• **EXERCISE GOAL**: Gather all lines containing the string "right" and copy them out.

• **Recorded data**:
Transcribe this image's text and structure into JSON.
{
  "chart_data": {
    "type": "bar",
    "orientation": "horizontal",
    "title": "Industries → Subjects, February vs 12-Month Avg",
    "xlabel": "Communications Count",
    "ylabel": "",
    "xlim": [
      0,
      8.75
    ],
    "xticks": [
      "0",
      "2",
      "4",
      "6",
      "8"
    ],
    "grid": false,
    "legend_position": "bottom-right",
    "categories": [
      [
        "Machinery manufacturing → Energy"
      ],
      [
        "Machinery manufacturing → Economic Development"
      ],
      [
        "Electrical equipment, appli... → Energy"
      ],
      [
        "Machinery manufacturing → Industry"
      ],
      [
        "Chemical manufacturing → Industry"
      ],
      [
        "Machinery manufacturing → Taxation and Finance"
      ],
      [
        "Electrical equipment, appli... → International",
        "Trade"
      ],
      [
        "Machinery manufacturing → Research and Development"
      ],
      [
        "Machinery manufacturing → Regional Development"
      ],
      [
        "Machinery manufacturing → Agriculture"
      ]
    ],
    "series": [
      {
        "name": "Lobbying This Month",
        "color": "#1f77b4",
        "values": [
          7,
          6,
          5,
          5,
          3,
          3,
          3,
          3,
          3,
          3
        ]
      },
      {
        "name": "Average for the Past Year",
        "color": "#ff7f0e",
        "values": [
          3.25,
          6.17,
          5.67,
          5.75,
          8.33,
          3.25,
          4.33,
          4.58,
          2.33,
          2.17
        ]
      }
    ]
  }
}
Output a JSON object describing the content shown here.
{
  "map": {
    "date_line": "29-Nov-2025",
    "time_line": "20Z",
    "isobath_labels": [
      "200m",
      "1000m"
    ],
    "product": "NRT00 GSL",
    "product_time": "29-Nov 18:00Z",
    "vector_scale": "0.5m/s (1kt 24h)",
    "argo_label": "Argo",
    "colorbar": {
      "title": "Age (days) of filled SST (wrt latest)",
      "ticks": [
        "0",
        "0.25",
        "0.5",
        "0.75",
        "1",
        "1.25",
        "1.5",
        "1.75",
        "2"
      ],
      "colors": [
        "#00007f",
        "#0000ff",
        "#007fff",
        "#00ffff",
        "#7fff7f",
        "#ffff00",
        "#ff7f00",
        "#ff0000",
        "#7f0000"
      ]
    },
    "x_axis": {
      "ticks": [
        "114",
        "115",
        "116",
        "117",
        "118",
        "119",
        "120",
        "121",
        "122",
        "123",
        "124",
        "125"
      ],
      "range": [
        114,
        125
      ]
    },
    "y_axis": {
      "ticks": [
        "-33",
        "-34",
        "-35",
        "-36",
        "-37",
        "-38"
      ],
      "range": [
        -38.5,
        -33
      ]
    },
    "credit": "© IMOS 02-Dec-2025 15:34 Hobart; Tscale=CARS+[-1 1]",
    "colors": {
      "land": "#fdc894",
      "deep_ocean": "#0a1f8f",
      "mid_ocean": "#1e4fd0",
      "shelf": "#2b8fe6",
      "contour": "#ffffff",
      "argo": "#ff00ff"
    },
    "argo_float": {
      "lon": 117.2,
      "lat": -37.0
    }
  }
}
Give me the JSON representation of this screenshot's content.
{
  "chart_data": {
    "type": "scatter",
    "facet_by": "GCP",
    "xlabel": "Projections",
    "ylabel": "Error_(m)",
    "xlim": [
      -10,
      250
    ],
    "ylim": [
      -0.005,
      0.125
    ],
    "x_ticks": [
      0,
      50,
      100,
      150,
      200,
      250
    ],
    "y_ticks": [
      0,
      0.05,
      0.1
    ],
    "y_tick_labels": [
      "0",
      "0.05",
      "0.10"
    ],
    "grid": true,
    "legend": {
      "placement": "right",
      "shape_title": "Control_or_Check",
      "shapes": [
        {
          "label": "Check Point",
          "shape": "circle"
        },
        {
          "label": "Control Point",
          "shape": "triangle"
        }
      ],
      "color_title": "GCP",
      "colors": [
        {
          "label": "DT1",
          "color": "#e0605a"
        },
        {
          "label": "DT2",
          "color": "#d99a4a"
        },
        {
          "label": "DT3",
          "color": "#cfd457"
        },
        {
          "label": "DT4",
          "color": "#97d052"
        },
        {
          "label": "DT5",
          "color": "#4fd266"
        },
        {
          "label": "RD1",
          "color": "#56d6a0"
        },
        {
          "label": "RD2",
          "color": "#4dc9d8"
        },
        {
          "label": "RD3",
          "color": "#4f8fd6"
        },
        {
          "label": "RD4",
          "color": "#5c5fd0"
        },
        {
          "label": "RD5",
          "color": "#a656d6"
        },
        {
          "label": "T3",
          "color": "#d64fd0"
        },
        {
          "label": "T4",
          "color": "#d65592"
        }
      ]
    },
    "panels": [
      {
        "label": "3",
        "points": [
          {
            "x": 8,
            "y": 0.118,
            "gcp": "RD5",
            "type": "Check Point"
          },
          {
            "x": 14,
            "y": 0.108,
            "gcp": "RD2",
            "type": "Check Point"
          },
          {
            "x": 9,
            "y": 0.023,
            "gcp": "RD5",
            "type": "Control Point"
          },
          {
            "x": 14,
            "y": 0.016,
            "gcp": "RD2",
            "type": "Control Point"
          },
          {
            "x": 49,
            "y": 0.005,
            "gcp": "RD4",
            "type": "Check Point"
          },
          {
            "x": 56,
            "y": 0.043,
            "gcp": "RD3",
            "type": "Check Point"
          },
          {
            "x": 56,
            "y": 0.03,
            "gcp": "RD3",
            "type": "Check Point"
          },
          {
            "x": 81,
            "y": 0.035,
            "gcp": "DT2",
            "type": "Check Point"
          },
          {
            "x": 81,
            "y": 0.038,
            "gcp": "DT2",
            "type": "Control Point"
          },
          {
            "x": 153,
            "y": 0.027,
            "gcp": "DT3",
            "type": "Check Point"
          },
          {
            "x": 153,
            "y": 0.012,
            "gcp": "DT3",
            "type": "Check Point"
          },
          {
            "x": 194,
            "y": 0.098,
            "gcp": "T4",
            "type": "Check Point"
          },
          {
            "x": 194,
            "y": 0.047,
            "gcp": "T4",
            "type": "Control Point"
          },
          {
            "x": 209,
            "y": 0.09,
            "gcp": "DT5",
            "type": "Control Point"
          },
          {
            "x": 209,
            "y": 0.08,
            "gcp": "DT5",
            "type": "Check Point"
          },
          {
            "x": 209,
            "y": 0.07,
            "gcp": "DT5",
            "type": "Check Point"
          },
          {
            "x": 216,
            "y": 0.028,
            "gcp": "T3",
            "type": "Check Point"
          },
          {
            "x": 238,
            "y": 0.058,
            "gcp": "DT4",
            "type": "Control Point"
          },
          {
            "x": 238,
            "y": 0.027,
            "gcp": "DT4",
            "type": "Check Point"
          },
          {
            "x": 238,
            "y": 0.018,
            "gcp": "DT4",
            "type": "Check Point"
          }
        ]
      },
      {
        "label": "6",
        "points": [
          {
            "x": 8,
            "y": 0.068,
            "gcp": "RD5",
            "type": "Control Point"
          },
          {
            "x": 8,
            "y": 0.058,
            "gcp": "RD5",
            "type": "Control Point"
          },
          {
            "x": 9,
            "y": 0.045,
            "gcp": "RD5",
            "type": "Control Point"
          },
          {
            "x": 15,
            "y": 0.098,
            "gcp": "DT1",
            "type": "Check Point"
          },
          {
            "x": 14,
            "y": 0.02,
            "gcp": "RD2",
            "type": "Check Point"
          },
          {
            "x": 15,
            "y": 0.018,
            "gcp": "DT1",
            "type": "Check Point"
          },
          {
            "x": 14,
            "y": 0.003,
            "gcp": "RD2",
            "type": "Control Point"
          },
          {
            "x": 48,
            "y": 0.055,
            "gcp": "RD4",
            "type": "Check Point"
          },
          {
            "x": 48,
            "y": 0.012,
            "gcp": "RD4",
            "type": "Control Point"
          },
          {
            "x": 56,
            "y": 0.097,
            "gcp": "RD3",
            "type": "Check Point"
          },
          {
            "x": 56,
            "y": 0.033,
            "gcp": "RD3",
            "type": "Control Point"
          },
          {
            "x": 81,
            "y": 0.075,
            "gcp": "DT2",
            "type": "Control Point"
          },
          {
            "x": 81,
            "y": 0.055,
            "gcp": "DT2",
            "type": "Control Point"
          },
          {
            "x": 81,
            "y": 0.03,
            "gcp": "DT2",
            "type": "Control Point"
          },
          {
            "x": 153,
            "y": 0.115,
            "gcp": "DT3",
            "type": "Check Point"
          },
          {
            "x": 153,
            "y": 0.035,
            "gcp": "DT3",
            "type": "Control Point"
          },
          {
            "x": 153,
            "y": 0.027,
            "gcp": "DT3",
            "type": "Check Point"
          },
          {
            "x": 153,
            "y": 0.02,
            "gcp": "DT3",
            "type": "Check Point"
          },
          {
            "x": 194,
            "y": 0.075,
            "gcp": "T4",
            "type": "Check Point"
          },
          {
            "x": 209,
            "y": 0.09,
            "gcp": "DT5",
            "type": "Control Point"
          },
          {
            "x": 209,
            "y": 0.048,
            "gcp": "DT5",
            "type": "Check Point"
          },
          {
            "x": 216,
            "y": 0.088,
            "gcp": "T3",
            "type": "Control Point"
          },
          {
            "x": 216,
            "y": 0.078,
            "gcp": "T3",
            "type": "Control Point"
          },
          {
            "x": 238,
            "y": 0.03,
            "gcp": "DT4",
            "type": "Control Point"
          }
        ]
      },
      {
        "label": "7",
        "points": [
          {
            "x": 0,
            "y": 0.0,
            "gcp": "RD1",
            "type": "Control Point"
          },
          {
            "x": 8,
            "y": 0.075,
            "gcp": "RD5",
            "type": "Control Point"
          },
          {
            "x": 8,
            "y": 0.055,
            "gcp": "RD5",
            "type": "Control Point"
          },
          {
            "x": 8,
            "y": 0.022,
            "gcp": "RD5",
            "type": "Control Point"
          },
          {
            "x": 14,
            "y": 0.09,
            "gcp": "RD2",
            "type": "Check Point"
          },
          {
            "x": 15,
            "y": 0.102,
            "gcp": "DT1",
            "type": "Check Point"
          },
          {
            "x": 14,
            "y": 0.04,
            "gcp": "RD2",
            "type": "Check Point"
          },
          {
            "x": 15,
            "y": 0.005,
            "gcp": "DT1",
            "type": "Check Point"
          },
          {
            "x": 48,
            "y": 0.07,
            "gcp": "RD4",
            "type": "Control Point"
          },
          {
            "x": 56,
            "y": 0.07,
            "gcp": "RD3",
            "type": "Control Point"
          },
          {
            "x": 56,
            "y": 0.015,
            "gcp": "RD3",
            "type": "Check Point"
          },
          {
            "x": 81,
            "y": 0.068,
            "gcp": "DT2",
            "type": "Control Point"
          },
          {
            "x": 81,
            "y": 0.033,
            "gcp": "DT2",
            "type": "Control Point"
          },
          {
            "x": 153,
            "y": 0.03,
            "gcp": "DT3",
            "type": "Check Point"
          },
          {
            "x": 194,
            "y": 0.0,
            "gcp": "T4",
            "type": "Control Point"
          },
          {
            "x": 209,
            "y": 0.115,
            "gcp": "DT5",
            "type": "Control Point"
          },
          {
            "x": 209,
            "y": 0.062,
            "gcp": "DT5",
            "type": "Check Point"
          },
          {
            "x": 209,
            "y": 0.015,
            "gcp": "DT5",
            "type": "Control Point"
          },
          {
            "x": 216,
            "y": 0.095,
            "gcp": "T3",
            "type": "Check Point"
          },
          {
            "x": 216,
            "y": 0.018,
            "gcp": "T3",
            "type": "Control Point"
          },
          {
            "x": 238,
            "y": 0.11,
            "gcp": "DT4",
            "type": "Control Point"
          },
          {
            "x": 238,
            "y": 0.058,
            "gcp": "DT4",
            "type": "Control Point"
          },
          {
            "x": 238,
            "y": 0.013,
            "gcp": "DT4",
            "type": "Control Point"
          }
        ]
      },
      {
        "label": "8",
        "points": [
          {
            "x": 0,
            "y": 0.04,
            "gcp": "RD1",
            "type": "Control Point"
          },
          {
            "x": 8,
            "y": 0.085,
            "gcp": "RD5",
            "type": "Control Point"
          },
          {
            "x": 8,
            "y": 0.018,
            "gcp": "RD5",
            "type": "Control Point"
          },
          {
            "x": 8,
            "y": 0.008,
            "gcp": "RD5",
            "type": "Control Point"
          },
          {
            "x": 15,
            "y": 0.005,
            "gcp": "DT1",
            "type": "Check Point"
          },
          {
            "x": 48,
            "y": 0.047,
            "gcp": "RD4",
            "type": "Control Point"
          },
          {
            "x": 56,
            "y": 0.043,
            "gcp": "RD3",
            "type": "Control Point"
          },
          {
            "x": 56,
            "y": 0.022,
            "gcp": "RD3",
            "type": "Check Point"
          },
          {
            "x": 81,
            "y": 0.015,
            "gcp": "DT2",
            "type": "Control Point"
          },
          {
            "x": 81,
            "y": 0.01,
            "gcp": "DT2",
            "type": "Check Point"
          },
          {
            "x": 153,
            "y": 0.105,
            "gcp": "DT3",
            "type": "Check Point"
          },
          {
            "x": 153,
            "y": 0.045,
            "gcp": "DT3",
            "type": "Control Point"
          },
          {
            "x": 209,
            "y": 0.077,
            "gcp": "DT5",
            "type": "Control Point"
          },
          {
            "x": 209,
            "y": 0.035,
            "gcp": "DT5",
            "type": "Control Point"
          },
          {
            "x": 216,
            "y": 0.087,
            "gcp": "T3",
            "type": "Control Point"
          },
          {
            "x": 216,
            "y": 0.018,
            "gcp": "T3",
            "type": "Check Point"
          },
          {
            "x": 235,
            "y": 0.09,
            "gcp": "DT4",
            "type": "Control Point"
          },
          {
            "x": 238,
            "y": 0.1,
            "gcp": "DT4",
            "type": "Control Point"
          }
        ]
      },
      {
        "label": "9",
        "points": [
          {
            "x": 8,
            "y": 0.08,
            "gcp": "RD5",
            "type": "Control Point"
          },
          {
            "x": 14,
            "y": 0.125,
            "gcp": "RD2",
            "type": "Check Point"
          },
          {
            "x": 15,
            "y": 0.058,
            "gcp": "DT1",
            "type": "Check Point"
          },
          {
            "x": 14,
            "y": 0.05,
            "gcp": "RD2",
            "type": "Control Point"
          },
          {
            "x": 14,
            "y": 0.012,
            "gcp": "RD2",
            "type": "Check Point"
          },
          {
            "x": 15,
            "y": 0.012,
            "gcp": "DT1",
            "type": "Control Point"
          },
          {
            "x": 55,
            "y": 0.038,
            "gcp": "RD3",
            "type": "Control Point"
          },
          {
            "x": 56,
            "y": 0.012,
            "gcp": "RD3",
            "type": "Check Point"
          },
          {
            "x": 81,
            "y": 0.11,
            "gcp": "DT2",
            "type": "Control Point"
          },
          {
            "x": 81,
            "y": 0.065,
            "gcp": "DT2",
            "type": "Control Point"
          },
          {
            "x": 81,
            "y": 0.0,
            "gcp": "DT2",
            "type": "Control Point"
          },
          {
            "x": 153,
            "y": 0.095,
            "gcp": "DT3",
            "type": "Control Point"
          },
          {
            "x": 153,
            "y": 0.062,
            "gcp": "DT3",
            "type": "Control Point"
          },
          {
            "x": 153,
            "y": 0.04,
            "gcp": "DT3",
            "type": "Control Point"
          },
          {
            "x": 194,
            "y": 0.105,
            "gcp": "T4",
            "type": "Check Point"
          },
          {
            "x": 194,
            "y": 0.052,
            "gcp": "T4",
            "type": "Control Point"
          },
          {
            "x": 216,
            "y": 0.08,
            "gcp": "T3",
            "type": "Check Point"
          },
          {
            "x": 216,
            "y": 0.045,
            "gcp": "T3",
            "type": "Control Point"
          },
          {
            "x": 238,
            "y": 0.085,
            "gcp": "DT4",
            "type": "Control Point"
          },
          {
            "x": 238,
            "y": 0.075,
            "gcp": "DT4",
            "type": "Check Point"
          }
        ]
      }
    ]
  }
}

• **ANSWER TO THE PROBLEM**:
    "legend_position": "bottom-right",
      "placement": "right",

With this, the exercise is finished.